▸ WHAT IS REQUIRED
Go through the data below and gather each line containing "this".

▸ INFORMATION GIVEN
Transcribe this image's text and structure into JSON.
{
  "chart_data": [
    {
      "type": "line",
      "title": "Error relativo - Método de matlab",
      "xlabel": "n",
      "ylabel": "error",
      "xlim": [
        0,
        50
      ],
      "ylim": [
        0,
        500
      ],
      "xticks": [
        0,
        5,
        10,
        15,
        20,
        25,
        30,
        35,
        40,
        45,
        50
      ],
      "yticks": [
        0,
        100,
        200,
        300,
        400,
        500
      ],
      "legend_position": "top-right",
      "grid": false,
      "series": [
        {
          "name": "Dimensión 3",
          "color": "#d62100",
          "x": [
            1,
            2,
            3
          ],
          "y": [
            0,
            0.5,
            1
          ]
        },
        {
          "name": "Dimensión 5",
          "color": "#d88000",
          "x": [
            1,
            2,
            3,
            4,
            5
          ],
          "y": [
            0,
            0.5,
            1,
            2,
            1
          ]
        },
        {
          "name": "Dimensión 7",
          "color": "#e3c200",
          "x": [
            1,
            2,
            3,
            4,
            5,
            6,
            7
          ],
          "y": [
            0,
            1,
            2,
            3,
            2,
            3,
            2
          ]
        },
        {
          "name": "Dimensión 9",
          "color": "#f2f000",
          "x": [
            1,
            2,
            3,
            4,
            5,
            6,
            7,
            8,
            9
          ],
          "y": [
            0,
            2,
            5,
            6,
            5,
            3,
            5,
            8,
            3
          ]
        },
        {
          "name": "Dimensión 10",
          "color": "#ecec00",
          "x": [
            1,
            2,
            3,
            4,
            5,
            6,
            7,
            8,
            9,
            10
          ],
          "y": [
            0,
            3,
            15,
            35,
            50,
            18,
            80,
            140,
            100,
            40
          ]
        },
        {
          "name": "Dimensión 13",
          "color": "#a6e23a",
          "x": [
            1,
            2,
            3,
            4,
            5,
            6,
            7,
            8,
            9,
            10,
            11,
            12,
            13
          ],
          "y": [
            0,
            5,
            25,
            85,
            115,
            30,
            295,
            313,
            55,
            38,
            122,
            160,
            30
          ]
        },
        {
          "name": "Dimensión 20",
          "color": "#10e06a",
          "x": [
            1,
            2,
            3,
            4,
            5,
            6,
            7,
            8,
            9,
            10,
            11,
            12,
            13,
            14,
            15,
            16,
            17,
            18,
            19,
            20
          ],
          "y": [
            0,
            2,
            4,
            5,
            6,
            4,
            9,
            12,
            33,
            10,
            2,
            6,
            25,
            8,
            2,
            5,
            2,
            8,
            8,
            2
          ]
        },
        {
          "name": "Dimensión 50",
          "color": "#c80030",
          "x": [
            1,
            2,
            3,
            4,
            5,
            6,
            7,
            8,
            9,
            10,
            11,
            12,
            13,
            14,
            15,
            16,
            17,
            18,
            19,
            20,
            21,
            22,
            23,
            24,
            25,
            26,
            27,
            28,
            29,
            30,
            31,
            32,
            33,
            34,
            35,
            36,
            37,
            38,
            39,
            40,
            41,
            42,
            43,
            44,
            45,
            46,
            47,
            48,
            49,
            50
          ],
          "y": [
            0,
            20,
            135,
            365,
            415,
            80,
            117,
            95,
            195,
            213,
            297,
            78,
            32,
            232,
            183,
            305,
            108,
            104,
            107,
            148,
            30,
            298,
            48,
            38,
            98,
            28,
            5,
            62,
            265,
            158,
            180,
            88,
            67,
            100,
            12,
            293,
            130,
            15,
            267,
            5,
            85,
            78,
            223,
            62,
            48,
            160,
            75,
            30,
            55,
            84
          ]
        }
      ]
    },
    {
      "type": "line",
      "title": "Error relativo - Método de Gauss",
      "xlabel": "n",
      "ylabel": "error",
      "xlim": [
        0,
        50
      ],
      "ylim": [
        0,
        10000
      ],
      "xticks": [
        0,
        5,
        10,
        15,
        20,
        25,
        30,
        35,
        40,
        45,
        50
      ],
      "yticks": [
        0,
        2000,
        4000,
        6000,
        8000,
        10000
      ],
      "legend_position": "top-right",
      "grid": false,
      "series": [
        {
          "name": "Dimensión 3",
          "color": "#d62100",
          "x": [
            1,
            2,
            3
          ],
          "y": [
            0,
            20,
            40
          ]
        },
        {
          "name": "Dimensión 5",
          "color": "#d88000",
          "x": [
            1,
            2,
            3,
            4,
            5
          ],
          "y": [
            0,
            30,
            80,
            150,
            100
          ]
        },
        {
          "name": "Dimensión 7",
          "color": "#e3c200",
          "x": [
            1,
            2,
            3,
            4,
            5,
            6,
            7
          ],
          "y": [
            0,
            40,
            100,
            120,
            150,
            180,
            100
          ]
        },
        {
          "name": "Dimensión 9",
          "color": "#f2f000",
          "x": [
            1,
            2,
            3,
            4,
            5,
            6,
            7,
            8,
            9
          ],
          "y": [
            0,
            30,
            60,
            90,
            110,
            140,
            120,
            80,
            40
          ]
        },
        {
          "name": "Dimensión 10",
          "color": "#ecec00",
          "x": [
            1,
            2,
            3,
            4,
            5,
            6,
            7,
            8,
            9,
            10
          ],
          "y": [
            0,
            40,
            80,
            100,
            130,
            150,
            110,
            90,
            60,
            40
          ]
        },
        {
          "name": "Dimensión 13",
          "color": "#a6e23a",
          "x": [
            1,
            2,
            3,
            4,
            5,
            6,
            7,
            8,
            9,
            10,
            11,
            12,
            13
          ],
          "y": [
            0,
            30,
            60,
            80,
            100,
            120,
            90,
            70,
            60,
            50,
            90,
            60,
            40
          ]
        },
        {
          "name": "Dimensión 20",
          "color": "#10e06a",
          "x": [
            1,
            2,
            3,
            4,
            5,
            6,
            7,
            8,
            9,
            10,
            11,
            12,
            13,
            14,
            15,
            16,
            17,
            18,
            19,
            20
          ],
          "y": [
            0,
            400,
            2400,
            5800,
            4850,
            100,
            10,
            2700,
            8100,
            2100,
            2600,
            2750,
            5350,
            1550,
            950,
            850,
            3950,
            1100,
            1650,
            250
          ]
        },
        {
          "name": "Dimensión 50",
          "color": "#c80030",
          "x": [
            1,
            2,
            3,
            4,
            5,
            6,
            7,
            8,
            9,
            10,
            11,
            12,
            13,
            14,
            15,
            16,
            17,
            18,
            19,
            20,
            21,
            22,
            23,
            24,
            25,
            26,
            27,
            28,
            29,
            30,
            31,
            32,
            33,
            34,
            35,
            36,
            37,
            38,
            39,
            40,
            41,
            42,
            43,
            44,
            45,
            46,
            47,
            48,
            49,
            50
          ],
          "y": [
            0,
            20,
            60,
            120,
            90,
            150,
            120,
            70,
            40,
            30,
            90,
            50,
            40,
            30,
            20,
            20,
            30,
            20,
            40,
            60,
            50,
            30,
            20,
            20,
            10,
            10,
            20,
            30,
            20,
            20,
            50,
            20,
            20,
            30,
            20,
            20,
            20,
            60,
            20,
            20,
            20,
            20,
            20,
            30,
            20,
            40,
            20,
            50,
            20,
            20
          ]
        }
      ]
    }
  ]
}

---

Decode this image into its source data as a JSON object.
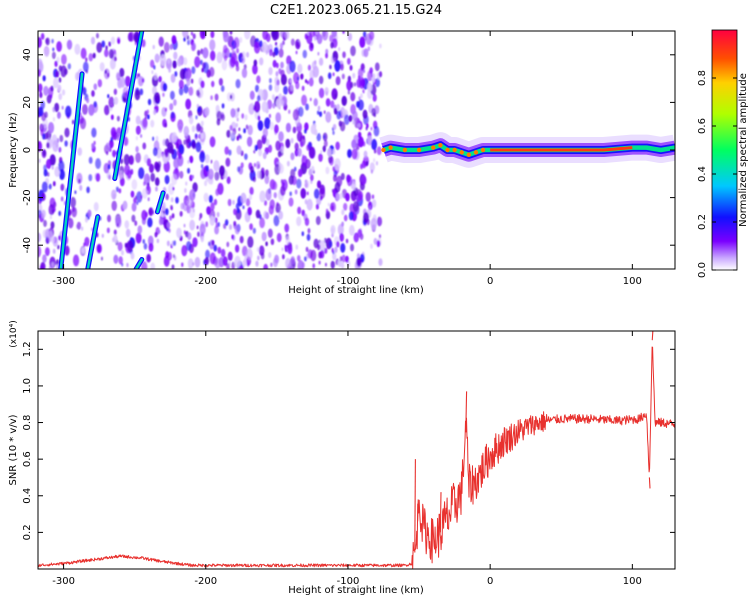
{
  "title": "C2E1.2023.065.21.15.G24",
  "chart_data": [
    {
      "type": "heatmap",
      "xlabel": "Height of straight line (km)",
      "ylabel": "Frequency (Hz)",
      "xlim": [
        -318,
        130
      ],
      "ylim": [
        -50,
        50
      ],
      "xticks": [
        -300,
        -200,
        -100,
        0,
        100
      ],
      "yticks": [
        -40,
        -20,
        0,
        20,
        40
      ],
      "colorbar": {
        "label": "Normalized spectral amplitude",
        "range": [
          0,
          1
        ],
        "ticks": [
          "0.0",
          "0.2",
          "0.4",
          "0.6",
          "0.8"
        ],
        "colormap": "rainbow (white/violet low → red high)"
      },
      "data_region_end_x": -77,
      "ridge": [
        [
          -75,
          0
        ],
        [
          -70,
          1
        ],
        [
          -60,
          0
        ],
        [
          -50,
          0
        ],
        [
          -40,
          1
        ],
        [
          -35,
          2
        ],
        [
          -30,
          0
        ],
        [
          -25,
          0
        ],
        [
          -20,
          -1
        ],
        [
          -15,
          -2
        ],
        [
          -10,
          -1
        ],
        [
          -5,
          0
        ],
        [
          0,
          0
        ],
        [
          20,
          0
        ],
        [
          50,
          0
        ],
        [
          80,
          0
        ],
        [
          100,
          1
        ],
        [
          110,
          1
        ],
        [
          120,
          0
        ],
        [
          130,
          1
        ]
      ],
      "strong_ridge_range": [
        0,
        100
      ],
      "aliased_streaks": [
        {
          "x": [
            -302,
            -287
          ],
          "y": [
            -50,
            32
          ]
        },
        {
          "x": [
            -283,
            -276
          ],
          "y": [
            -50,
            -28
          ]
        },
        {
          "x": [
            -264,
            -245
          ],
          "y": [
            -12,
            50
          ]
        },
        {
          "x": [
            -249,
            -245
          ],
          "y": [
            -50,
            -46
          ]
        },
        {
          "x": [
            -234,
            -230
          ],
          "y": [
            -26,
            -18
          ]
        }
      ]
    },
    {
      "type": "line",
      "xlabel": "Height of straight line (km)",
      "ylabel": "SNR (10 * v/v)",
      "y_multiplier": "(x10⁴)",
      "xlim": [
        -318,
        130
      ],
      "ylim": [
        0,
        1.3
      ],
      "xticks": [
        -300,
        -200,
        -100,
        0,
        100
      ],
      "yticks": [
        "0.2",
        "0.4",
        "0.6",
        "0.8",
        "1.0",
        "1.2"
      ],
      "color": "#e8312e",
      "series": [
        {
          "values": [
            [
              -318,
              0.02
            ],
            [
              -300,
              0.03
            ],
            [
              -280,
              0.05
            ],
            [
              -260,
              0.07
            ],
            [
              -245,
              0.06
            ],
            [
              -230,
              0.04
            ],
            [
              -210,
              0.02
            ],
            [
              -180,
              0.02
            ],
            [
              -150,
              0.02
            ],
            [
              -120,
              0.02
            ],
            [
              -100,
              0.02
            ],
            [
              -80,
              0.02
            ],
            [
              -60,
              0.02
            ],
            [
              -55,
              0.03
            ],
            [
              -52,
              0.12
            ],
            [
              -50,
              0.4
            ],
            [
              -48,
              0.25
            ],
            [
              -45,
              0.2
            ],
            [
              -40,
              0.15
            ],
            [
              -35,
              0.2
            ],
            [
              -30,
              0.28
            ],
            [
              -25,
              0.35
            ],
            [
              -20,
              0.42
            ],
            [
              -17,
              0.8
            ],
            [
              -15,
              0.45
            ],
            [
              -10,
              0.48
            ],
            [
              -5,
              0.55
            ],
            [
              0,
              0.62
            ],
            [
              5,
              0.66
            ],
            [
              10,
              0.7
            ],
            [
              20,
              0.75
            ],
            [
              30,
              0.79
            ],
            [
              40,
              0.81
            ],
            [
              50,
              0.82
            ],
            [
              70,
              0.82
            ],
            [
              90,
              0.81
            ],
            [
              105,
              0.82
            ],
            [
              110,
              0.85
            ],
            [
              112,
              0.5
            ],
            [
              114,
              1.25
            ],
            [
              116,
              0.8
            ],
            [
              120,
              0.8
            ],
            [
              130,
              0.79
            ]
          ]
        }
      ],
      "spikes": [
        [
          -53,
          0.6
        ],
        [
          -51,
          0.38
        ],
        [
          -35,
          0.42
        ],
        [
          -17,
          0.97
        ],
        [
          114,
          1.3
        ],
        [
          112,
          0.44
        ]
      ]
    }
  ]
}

▸ RESULT OF THE TASK
Transcribe this image's text and structure into JSON.
Decode this image into its source data as a JSON object.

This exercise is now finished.